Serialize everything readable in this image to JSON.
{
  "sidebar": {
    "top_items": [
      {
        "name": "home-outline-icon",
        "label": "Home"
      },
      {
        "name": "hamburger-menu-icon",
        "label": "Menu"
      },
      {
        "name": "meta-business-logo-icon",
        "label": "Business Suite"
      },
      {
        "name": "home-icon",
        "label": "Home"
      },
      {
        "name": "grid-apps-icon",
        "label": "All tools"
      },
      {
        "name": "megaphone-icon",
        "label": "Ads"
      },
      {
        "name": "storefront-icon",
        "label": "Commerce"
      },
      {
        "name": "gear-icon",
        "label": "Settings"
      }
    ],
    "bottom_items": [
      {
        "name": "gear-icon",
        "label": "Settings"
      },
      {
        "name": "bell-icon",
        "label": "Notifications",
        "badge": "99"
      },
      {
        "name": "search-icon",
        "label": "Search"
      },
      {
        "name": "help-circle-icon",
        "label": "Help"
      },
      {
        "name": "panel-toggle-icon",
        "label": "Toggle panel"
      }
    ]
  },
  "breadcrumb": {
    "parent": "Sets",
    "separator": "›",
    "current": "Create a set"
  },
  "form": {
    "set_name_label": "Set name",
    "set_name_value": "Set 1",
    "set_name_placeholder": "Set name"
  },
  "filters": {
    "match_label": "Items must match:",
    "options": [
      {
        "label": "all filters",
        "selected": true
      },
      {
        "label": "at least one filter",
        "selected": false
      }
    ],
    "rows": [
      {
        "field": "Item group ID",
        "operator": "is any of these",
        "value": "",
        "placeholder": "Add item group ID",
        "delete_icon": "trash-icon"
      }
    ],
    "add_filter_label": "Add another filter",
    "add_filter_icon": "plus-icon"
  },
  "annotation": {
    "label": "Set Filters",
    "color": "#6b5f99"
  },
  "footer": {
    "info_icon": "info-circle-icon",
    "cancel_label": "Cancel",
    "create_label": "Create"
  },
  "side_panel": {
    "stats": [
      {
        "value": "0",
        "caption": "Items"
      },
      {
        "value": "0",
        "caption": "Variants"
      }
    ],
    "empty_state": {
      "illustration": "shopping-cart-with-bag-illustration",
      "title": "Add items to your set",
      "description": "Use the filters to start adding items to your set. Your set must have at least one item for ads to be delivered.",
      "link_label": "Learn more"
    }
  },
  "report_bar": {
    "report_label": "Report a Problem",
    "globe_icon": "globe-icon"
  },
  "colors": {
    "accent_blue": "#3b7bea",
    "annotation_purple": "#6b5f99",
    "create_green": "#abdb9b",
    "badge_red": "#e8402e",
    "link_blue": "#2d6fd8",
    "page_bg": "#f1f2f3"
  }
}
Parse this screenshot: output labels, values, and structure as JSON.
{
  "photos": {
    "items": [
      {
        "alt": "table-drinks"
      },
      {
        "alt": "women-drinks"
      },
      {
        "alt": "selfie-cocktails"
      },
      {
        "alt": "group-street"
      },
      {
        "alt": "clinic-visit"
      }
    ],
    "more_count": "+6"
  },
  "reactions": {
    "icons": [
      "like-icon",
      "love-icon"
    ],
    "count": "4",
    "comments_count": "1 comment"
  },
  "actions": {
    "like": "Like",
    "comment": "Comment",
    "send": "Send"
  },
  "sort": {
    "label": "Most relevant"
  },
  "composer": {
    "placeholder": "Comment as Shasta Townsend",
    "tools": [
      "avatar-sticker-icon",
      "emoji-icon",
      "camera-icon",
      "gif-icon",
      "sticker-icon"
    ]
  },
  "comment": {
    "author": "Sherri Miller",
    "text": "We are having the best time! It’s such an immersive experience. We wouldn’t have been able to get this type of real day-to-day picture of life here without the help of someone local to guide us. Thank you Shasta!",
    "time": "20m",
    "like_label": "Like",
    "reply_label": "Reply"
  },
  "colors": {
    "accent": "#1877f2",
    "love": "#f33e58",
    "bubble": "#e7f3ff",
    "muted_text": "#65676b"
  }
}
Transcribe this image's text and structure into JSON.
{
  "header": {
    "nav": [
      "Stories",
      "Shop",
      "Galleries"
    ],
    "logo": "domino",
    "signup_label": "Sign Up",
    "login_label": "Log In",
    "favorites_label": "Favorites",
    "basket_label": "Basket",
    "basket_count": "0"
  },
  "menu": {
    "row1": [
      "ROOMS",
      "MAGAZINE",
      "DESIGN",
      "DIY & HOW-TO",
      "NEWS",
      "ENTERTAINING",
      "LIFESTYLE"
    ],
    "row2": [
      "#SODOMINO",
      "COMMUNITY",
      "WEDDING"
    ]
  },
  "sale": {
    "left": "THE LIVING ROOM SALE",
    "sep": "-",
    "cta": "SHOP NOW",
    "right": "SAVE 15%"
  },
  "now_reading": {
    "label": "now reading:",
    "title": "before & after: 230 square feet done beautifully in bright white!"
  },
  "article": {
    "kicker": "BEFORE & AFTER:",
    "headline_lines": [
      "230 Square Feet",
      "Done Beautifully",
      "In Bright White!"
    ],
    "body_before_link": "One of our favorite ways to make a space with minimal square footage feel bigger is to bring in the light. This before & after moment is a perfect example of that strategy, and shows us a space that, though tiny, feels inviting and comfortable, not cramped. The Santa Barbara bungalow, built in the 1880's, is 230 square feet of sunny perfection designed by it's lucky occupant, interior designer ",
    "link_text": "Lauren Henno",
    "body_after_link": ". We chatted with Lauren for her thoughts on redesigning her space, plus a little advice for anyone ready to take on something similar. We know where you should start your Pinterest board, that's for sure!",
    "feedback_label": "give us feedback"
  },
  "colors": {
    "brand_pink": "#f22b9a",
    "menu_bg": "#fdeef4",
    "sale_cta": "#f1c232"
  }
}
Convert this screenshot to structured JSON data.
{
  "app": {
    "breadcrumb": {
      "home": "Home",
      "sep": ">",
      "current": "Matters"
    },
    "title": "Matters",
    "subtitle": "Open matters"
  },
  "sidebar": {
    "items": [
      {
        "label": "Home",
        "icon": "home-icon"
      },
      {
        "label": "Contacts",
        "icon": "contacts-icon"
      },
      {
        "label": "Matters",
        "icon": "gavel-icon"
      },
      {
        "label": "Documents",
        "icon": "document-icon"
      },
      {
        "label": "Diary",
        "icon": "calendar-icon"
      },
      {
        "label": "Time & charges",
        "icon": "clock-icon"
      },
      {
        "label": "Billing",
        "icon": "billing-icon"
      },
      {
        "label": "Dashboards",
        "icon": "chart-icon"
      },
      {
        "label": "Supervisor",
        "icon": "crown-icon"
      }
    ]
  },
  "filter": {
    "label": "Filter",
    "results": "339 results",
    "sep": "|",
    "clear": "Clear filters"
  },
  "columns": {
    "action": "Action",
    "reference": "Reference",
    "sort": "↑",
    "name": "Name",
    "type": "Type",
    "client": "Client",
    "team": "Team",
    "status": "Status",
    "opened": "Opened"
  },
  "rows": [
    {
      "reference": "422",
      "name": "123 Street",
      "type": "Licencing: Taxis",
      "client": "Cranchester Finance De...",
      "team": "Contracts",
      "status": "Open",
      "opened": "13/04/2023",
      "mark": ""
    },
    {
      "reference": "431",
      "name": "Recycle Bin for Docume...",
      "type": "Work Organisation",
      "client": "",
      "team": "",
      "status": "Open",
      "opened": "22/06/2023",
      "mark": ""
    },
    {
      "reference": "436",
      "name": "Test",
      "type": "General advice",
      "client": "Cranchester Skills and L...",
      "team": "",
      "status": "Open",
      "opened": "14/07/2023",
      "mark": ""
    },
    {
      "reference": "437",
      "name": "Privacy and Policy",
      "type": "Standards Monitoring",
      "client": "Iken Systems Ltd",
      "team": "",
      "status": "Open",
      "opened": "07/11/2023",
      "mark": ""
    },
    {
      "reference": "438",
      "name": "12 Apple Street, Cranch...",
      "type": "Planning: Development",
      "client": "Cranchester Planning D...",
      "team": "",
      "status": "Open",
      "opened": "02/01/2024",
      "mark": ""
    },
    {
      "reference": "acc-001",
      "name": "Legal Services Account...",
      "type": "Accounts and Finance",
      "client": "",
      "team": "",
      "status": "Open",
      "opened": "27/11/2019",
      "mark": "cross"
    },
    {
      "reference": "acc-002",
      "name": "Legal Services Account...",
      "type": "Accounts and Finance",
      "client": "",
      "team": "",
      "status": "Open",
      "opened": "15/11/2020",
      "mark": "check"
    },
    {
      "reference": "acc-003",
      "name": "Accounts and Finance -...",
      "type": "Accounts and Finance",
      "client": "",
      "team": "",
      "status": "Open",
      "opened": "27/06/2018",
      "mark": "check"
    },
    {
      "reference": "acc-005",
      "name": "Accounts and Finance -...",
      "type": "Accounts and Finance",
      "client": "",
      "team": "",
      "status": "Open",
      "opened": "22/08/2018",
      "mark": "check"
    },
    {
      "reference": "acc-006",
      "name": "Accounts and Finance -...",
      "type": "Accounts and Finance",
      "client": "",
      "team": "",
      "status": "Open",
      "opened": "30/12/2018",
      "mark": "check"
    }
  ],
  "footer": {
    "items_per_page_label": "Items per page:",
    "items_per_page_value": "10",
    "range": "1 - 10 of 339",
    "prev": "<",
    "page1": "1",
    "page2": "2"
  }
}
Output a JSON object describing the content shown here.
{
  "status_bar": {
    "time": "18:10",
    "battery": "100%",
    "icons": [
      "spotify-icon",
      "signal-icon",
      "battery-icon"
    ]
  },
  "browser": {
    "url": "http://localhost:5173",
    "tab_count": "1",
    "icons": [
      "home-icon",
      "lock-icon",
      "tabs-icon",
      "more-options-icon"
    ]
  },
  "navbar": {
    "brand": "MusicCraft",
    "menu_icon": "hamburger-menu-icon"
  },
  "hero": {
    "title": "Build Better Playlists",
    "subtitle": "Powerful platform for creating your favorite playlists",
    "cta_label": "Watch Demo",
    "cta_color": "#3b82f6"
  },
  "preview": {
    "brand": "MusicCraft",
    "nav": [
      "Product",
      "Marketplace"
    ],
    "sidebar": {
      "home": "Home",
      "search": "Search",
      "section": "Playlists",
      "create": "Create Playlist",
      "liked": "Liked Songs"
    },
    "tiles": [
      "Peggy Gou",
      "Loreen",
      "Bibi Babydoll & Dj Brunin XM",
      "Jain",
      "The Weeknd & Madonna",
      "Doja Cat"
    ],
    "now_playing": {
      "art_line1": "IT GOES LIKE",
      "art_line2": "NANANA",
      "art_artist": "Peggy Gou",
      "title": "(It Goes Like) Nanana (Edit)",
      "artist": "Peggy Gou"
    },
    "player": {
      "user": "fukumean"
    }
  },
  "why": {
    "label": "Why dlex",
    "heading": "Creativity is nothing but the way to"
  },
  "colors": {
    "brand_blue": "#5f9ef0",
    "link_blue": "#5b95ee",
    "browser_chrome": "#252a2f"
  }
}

---*---

Work to do: Pull out every line in the material above where "subtitle" occurs.

Result of this exercise:
    "subtitle": "Open matters"
    "subtitle": "Powerful platform for creating your favorite playlists",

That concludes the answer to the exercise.